▶ Written problem:
Copy every line with the string "category" in it.

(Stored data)

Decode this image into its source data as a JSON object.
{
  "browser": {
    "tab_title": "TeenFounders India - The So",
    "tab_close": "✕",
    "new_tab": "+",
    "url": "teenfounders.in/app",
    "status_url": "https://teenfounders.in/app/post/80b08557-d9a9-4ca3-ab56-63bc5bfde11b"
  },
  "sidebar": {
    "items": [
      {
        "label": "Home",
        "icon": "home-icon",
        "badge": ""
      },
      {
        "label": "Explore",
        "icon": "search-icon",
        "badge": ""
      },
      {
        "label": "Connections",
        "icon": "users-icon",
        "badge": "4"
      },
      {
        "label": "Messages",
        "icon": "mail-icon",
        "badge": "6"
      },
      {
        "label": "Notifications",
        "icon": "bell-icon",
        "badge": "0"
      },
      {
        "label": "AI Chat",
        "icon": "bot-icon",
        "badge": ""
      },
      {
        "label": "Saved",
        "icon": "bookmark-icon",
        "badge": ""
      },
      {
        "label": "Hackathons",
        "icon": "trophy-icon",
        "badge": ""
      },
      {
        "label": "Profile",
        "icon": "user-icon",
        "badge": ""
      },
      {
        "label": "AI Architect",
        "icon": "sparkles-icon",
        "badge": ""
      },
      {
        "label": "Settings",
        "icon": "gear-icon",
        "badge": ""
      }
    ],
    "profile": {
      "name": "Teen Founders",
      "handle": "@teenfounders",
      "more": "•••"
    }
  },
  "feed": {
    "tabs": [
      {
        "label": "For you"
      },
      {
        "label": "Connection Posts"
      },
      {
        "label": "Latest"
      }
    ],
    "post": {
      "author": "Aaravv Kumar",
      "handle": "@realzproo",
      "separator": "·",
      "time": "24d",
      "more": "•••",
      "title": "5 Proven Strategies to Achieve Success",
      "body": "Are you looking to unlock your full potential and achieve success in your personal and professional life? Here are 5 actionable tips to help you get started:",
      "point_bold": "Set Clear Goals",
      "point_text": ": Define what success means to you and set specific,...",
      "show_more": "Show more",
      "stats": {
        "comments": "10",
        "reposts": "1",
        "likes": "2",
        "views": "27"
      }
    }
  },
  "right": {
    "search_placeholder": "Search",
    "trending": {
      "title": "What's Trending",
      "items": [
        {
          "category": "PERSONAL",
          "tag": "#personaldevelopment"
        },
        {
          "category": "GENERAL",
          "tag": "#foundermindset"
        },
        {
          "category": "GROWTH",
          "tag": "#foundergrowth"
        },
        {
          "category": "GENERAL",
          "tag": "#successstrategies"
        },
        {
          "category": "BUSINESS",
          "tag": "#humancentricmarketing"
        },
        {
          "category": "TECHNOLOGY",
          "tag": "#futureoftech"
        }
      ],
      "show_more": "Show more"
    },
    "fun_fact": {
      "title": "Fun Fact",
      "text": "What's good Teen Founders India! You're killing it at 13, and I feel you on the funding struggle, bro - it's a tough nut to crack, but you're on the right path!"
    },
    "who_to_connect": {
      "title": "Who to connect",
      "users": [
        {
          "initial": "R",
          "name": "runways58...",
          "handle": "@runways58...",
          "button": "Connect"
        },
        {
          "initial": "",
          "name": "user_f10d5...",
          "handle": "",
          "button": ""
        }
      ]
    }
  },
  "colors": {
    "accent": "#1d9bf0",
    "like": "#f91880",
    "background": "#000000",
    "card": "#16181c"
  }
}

▶ Solution to this problem:
          "category": "PERSONAL",
          "category": "GENERAL",
          "category": "GROWTH",
          "category": "GENERAL",
          "category": "BUSINESS",
          "category": "TECHNOLOGY",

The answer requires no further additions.